### WHAT TO DO
Scan the material and copy every line in which "auswählen" appears.

### DATA SUPPLIED
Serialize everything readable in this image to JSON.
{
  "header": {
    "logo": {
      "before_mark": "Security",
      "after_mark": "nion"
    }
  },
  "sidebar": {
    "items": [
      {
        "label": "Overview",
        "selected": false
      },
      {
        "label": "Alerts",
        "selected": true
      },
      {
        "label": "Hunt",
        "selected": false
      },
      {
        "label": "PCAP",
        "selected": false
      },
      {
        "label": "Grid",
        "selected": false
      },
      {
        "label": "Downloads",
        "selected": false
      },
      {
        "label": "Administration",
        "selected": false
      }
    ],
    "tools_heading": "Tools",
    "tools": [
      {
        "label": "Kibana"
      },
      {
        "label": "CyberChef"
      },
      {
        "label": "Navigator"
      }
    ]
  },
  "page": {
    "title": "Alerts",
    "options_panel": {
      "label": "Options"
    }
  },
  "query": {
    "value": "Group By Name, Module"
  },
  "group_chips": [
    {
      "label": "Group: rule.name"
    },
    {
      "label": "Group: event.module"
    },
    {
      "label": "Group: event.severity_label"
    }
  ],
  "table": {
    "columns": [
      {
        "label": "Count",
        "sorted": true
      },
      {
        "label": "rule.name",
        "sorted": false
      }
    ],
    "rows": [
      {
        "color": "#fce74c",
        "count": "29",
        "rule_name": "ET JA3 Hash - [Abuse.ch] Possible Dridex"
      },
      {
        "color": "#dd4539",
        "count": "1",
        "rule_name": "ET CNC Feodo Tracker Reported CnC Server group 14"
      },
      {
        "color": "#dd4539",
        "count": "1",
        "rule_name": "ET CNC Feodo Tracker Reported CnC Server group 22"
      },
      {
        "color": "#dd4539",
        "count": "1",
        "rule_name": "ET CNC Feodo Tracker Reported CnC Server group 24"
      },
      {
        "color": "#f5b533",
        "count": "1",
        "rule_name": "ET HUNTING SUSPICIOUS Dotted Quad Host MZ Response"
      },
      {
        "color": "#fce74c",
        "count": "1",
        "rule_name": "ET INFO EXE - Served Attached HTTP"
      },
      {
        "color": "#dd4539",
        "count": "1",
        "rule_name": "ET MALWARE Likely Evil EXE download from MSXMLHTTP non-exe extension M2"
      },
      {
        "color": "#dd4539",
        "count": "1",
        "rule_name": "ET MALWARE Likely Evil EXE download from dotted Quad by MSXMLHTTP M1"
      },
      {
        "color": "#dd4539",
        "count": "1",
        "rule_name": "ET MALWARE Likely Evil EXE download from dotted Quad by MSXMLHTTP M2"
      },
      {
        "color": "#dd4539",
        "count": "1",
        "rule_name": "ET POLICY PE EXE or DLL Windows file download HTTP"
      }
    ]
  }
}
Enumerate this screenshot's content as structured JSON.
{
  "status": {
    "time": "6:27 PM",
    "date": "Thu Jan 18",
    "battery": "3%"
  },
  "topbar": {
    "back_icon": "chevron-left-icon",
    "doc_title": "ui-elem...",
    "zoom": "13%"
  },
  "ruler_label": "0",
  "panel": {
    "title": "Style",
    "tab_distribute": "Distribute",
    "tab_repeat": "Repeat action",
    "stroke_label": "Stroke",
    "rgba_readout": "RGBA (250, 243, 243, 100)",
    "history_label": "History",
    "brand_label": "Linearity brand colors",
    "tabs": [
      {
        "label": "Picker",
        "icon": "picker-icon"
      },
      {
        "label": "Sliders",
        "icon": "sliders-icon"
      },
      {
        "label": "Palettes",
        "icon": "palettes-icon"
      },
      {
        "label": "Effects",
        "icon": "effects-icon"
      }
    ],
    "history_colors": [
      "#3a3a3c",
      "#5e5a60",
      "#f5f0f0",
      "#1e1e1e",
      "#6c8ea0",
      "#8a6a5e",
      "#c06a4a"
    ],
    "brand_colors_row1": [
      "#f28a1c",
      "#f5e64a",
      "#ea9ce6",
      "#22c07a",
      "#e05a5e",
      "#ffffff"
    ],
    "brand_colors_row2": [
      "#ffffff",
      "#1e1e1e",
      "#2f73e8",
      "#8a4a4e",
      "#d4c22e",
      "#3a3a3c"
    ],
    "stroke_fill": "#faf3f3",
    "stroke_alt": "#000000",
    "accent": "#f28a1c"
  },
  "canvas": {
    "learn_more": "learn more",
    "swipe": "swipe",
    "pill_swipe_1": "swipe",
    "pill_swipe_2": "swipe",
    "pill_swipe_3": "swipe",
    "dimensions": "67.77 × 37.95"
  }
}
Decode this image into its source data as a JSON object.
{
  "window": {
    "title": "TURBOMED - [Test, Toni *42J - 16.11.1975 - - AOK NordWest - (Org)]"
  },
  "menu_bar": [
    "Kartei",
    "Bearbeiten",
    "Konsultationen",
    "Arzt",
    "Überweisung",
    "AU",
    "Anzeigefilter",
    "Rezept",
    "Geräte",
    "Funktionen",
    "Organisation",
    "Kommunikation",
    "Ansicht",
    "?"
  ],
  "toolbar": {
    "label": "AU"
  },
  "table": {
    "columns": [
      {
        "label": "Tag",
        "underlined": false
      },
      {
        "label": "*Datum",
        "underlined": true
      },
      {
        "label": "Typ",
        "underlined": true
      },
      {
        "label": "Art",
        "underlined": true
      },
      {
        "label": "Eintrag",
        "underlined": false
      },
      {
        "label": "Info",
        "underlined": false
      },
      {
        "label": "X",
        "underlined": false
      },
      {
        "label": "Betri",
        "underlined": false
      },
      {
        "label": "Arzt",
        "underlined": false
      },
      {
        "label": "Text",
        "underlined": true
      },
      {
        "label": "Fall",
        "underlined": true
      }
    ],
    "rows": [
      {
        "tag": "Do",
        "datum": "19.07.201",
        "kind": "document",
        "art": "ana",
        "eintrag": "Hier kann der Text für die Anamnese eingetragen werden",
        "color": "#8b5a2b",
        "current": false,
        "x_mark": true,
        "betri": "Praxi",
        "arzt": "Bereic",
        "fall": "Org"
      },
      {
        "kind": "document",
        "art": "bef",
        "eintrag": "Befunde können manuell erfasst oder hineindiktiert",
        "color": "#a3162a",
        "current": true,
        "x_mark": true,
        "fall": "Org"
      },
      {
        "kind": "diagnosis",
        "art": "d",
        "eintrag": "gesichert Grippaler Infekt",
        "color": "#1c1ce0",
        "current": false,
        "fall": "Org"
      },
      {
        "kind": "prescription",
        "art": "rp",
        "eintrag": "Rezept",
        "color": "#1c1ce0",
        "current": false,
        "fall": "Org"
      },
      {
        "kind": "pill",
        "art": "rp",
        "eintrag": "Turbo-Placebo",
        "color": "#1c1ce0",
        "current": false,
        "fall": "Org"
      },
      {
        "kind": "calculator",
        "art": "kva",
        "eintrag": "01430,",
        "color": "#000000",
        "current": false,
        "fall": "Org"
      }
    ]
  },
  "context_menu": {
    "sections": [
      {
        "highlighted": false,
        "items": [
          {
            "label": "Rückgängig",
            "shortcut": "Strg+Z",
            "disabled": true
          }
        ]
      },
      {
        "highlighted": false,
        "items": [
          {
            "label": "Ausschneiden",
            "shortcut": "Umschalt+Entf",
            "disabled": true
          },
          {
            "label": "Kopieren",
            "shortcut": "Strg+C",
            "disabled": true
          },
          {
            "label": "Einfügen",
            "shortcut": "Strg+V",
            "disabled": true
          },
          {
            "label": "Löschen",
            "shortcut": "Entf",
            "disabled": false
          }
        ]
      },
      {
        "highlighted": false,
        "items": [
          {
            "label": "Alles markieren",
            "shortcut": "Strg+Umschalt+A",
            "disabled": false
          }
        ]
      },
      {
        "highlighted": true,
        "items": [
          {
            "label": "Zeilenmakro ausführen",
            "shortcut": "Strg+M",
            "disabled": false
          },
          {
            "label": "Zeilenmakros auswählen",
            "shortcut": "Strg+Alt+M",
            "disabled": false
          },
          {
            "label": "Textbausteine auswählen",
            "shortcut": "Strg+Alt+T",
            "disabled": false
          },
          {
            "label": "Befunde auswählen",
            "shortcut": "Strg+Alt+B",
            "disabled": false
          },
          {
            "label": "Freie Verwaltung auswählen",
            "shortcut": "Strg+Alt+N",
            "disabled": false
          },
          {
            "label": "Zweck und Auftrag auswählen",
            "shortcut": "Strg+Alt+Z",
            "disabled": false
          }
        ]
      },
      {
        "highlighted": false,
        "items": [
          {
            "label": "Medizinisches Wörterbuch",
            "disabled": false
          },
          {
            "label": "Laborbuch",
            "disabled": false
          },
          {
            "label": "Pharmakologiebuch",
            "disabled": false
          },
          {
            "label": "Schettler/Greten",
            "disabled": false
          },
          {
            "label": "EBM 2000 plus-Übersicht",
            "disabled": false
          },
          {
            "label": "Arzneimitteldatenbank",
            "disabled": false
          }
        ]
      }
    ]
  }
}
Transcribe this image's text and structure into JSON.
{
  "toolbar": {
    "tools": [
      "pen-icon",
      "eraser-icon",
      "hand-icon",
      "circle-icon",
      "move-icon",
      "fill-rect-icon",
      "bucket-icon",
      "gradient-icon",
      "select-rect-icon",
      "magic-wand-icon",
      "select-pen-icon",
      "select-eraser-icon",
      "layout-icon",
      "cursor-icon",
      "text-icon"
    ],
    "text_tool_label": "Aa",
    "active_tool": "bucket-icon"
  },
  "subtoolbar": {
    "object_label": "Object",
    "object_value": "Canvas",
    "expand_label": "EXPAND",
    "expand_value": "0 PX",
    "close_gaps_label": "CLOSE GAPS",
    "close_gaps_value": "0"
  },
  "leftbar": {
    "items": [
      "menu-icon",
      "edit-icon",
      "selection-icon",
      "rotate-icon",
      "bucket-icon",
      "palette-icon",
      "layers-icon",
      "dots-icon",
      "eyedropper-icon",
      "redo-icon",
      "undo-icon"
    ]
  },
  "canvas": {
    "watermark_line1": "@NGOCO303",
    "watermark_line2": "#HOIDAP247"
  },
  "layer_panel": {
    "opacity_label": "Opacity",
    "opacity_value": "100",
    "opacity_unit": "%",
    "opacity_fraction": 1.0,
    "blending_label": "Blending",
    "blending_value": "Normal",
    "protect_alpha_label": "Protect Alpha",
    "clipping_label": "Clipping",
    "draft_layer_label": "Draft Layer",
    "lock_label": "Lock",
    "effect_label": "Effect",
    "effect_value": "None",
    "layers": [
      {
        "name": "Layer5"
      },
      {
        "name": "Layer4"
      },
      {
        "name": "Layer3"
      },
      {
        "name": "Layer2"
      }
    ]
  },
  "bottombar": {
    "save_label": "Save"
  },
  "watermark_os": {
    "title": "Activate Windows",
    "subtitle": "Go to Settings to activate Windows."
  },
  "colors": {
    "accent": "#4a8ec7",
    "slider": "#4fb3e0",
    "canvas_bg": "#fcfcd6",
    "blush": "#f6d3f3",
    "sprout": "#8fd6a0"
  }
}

### WRITTEN RESPONSE
            "label": "Zeilenmakros auswählen",
            "label": "Textbausteine auswählen",
            "label": "Befunde auswählen",
            "label": "Freie Verwaltung auswählen",
            "label": "Zweck und Auftrag auswählen",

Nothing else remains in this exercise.